(Dataset items)
┄┄┄┄┄┄┄┄┄┄┄┄┄┄┄┄┄┄┄┄
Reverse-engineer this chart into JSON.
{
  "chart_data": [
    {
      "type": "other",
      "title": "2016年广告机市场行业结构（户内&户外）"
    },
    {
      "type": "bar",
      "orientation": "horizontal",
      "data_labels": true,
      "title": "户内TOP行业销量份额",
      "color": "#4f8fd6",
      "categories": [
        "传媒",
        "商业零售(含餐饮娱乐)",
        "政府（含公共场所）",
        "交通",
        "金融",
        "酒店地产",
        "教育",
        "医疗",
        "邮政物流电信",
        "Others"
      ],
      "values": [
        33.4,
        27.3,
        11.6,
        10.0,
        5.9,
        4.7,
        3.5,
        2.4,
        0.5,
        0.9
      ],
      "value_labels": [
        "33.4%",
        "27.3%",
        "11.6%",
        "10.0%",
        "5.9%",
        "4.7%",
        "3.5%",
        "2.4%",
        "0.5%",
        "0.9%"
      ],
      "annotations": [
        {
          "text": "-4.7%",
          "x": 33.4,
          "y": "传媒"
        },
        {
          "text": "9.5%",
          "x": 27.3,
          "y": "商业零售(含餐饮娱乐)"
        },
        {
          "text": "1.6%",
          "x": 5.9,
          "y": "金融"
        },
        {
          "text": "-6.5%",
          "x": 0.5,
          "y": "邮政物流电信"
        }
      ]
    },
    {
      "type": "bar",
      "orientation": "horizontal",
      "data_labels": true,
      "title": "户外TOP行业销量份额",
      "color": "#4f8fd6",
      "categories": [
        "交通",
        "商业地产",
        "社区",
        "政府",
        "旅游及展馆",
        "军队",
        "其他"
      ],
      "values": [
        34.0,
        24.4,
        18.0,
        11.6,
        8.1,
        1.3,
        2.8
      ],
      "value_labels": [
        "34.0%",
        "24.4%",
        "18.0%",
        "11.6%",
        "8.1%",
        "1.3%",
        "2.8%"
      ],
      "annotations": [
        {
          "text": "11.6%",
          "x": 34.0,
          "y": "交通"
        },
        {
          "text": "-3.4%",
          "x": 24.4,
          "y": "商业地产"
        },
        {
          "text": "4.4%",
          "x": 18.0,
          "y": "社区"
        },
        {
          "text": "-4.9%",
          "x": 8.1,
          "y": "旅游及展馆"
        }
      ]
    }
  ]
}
┄┄┄┄┄┄┄┄┄┄┄┄┄┄┄┄┄┄┄┄
◆ The exercise
Transcribe the full listing above without leaving anything out.

◆ Written reply
Reverse-engineer this chart into JSON.
{
  "chart_data": [
    {
      "type": "other",
      "title": "2016年广告机市场行业结构（户内&户外）"
    },
    {
      "type": "bar",
      "orientation": "horizontal",
      "data_labels": true,
      "title": "户内TOP行业销量份额",
      "color": "#4f8fd6",
      "categories": [
        "传媒",
        "商业零售(含餐饮娱乐)",
        "政府（含公共场所）",
        "交通",
        "金融",
        "酒店地产",
        "教育",
        "医疗",
        "邮政物流电信",
        "Others"
      ],
      "values": [
        33.4,
        27.3,
        11.6,
        10.0,
        5.9,
        4.7,
        3.5,
        2.4,
        0.5,
        0.9
      ],
      "value_labels": [
        "33.4%",
        "27.3%",
        "11.6%",
        "10.0%",
        "5.9%",
        "4.7%",
        "3.5%",
        "2.4%",
        "0.5%",
        "0.9%"
      ],
      "annotations": [
        {
          "text": "-4.7%",
          "x": 33.4,
          "y": "传媒"
        },
        {
          "text": "9.5%",
          "x": 27.3,
          "y": "商业零售(含餐饮娱乐)"
        },
        {
          "text": "1.6%",
          "x": 5.9,
          "y": "金融"
        },
        {
          "text": "-6.5%",
          "x": 0.5,
          "y": "邮政物流电信"
        }
      ]
    },
    {
      "type": "bar",
      "orientation": "horizontal",
      "data_labels": true,
      "title": "户外TOP行业销量份额",
      "color": "#4f8fd6",
      "categories": [
        "交通",
        "商业地产",
        "社区",
        "政府",
        "旅游及展馆",
        "军队",
        "其他"
      ],
      "values": [
        34.0,
        24.4,
        18.0,
        11.6,
        8.1,
        1.3,
        2.8
      ],
      "value_labels": [
        "34.0%",
        "24.4%",
        "18.0%",
        "11.6%",
        "8.1%",
        "1.3%",
        "2.8%"
      ],
      "annotations": [
        {
          "text": "11.6%",
          "x": 34.0,
          "y": "交通"
        },
        {
          "text": "-3.4%",
          "x": 24.4,
          "y": "商业地产"
        },
        {
          "text": "4.4%",
          "x": 18.0,
          "y": "社区"
        },
        {
          "text": "-4.9%",
          "x": 8.1,
          "y": "旅游及展馆"
        }
      ]
    }
  ]
}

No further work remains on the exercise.